(Entries from a visual dataset)
"""

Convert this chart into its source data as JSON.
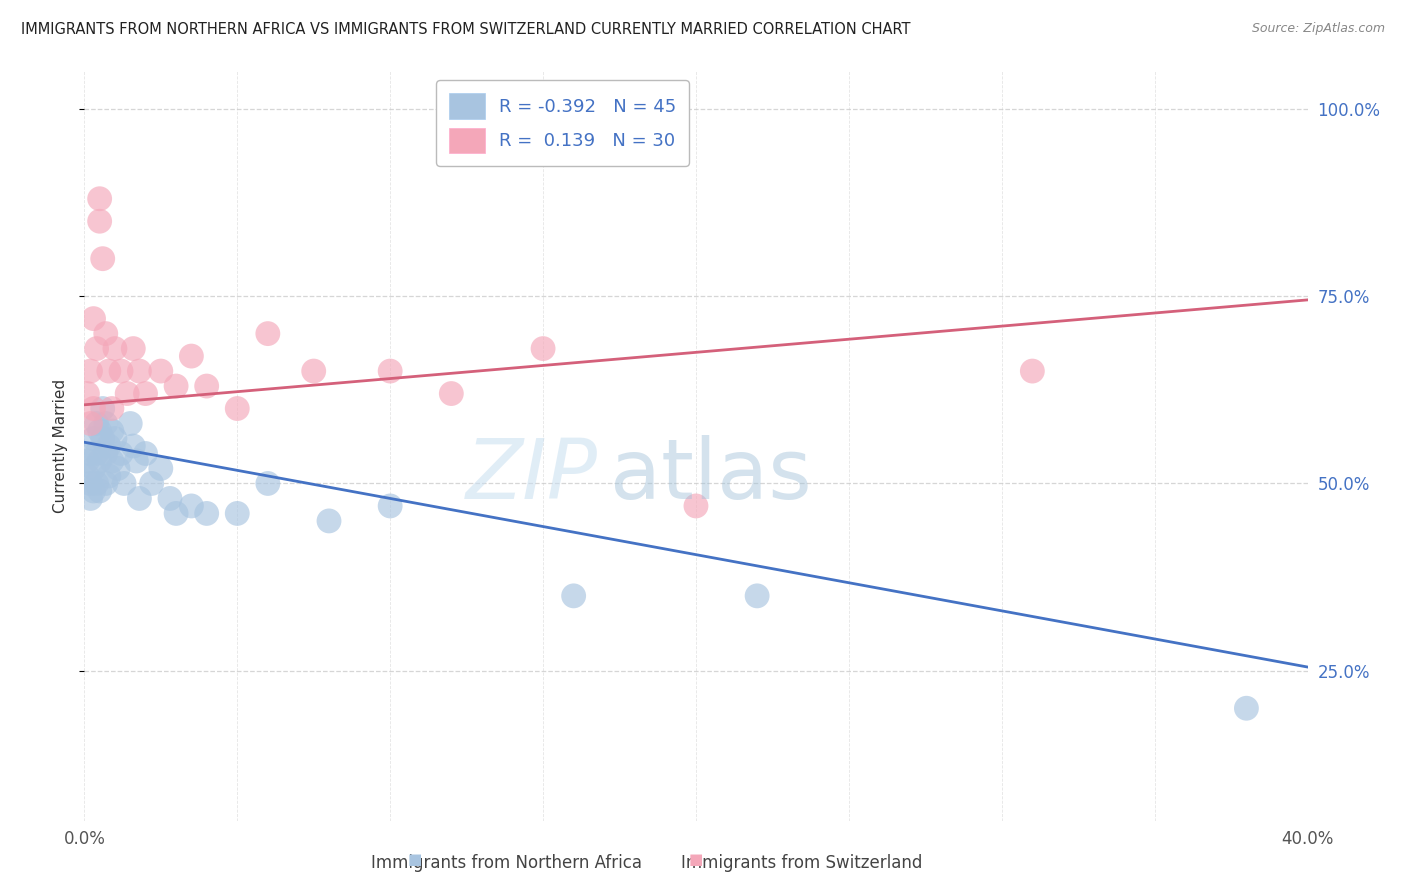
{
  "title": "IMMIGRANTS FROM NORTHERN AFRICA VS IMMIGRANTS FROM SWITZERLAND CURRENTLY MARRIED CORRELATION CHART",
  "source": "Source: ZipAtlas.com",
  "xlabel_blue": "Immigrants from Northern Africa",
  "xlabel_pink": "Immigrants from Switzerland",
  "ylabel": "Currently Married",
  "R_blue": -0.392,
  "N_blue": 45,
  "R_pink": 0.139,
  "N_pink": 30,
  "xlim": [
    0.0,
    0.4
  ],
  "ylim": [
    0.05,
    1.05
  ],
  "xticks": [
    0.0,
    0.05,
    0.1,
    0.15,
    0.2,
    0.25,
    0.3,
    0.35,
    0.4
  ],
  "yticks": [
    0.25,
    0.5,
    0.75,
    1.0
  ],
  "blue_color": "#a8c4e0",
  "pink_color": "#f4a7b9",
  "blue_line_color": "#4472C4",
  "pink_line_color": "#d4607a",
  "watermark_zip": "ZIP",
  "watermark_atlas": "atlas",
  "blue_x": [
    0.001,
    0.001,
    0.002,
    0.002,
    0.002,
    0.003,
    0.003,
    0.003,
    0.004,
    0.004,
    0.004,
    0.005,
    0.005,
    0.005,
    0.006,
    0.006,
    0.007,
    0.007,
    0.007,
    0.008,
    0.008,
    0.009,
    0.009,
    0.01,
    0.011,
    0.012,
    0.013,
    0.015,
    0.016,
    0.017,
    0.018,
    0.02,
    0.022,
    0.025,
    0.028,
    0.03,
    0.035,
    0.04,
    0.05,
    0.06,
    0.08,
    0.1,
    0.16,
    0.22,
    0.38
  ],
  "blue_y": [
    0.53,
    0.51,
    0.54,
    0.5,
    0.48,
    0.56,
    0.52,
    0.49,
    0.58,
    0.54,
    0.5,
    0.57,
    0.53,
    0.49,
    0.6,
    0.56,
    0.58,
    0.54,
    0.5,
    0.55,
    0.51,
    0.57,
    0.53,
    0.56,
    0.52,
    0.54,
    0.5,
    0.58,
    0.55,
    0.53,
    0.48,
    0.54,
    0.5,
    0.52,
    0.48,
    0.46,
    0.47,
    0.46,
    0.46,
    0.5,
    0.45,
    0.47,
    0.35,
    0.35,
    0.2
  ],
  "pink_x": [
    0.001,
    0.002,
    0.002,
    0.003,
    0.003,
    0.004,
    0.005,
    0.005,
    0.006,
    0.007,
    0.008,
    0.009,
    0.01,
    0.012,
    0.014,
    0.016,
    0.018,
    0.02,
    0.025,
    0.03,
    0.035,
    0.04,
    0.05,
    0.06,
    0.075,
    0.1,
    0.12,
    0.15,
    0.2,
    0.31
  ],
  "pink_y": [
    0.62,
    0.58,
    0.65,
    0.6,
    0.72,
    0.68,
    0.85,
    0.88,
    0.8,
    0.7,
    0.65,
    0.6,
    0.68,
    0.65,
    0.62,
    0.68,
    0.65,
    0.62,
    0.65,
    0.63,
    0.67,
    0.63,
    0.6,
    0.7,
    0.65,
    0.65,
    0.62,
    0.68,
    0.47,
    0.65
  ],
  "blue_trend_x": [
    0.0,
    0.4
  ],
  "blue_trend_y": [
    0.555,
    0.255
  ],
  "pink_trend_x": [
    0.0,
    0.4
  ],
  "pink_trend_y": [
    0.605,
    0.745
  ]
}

"""
"""

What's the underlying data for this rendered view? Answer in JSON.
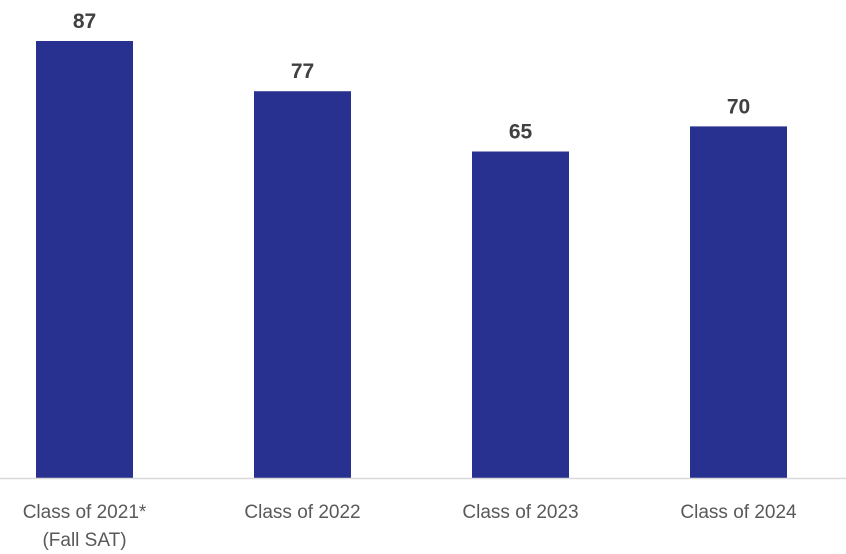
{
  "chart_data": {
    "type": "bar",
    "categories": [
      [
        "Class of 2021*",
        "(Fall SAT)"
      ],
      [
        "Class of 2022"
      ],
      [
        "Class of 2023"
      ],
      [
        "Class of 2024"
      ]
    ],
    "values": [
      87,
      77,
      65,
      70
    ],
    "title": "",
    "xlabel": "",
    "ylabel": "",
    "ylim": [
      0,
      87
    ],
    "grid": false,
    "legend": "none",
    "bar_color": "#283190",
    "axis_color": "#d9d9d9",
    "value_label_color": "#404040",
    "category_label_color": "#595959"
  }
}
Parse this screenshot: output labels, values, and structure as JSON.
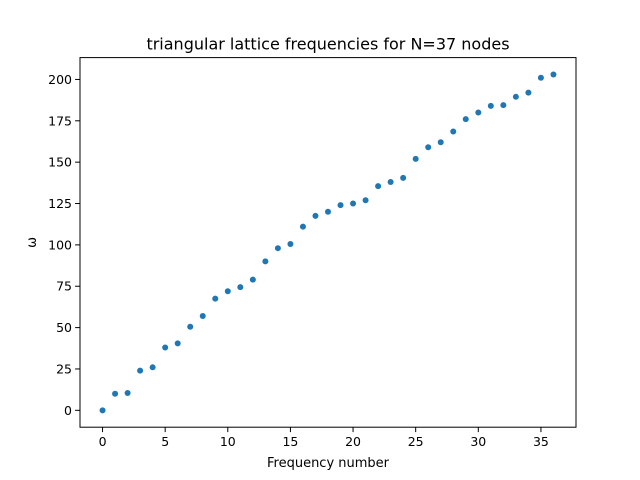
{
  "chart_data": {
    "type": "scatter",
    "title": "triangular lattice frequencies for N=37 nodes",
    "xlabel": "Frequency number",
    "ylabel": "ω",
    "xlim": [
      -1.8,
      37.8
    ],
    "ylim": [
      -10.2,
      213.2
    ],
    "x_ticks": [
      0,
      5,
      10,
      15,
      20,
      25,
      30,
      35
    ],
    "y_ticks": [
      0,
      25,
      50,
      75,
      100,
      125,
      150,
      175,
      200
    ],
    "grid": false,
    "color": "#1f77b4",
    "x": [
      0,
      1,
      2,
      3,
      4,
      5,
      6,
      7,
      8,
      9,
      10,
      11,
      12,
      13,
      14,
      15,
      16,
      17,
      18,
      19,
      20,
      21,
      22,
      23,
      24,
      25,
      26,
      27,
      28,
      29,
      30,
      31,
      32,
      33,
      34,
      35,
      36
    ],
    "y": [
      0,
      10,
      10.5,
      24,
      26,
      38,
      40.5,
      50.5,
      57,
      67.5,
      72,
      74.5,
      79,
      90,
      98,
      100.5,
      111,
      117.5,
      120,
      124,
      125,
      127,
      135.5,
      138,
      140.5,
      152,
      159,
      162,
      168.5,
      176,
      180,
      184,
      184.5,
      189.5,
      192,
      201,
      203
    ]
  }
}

"""

● **Task requirements**
Extract every line above containing the word "ylabel".

● **Written answer**
  "ylabel": "Currently Married",
    "ylabel": "",
    "ylabel": "ω",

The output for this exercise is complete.